[start of Exercise material]

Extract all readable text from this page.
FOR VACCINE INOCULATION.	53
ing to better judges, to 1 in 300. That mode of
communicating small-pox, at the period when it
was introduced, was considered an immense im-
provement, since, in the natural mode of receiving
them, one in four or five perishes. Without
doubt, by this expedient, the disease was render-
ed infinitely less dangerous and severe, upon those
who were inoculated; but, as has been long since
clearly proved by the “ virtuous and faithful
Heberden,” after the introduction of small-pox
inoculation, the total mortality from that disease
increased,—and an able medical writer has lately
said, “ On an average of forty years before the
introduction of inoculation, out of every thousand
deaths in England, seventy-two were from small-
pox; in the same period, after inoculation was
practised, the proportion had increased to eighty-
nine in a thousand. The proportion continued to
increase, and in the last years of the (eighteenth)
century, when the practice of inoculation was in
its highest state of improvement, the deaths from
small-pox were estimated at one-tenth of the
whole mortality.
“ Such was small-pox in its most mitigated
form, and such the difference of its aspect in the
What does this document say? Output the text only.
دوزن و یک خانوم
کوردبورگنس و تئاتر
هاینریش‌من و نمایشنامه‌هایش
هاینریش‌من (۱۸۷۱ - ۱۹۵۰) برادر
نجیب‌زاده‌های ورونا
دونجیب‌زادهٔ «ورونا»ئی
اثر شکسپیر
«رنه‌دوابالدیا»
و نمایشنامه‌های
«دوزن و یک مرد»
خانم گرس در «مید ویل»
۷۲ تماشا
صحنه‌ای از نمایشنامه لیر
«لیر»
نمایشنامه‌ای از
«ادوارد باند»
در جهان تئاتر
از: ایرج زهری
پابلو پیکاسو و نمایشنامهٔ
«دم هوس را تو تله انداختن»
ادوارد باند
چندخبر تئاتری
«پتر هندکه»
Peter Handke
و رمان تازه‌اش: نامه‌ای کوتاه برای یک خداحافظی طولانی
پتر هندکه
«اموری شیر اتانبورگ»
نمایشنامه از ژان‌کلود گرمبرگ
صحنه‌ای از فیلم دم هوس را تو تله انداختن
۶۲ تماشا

[end of Exercise material]

Problem details
Quote each line of the data above exactly as written.

Correct result
Extract all readable text from this page.
FOR VACCINE INOCULATION.	53
ing to better judges, to 1 in 300. That mode of
communicating small-pox, at the period when it
was introduced, was considered an immense im-
provement, since, in the natural mode of receiving
them, one in four or five perishes. Without
doubt, by this expedient, the disease was render-
ed infinitely less dangerous and severe, upon those
who were inoculated; but, as has been long since
clearly proved by the “ virtuous and faithful
Heberden,” after the introduction of small-pox
inoculation, the total mortality from that disease
increased,—and an able medical writer has lately
said, “ On an average of forty years before the
introduction of inoculation, out of every thousand
deaths in England, seventy-two were from small-
pox; in the same period, after inoculation was
practised, the proportion had increased to eighty-
nine in a thousand. The proportion continued to
increase, and in the last years of the (eighteenth)
century, when the practice of inoculation was in
its highest state of improvement, the deaths from
small-pox were estimated at one-tenth of the
whole mortality.
“ Such was small-pox in its most mitigated
form, and such the difference of its aspect in the
What does this document say? Output the text only.
دوزن و یک خانوم
کوردبورگنس و تئاتر
هاینریش‌من و نمایشنامه‌هایش
هاینریش‌من (۱۸۷۱ - ۱۹۵۰) برادر
نجیب‌زاده‌های ورونا
دونجیب‌زادهٔ «ورونا»ئی
اثر شکسپیر
«رنه‌دوابالدیا»
و نمایشنامه‌های
«دوزن و یک مرد»
خانم گرس در «مید ویل»
۷۲ تماشا
صحنه‌ای از نمایشنامه لیر
«لیر»
نمایشنامه‌ای از
«ادوارد باند»
در جهان تئاتر
از: ایرج زهری
پابلو پیکاسو و نمایشنامهٔ
«دم هوس را تو تله انداختن»
ادوارد باند
چندخبر تئاتری
«پتر هندکه»
Peter Handke
و رمان تازه‌اش: نامه‌ای کوتاه برای یک خداحافظی طولانی
پتر هندکه
«اموری شیر اتانبورگ»
نمایشنامه از ژان‌کلود گرمبرگ
صحنه‌ای از فیلم دم هوس را تو تله انداختن
۶۲ تماشا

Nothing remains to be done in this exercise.